[start DATA SECTION]
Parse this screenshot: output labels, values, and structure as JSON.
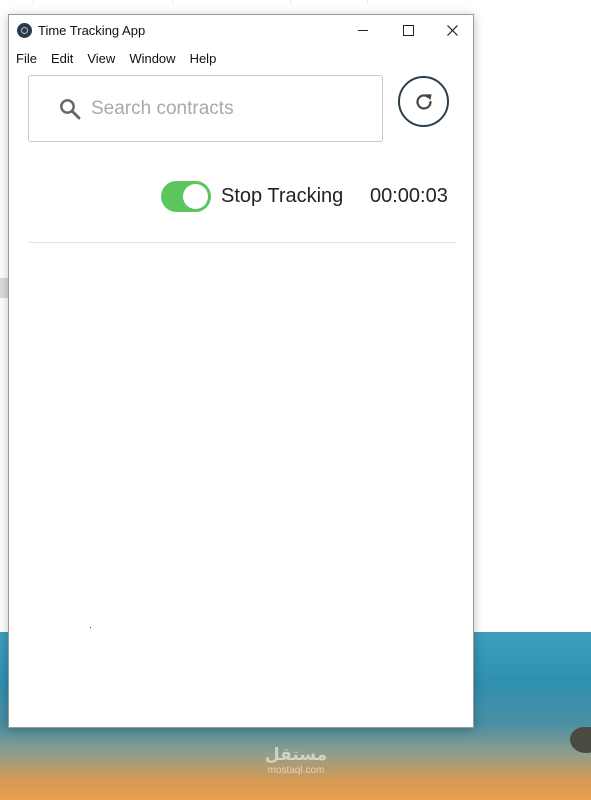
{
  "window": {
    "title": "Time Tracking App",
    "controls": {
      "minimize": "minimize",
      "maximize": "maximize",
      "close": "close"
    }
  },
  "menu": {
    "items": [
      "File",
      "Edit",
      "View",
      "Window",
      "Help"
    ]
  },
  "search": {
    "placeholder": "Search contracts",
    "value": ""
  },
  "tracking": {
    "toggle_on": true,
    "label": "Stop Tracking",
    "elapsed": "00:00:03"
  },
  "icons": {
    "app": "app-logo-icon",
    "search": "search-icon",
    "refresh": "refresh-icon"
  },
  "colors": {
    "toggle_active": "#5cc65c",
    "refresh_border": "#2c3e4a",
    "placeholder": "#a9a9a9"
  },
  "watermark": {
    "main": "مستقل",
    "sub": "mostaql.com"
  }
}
[end DATA SECTION]
[start DATA SECTION]
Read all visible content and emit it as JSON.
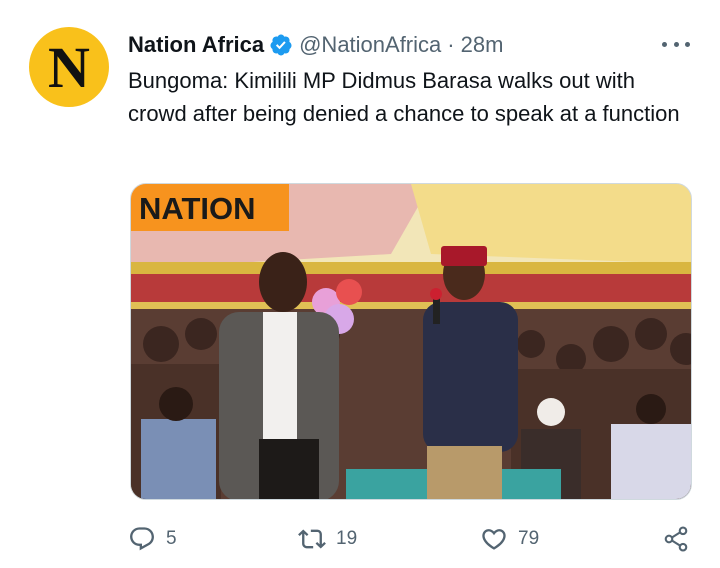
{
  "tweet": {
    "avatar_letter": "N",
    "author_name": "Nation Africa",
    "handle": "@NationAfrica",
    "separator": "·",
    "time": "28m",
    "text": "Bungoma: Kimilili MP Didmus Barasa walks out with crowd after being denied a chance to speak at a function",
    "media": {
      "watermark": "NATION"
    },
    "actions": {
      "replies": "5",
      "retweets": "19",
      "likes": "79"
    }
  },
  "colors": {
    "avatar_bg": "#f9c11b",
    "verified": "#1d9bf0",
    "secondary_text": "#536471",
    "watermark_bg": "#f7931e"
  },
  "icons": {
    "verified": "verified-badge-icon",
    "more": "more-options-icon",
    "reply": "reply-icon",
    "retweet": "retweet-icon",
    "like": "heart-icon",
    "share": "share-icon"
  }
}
[end DATA SECTION]
EXERCISE DETAILS ▸
How many of the lines above include the word "verified"? Respond with the number alone.

RESPONSE FOR THIS EXERCISE ▸
2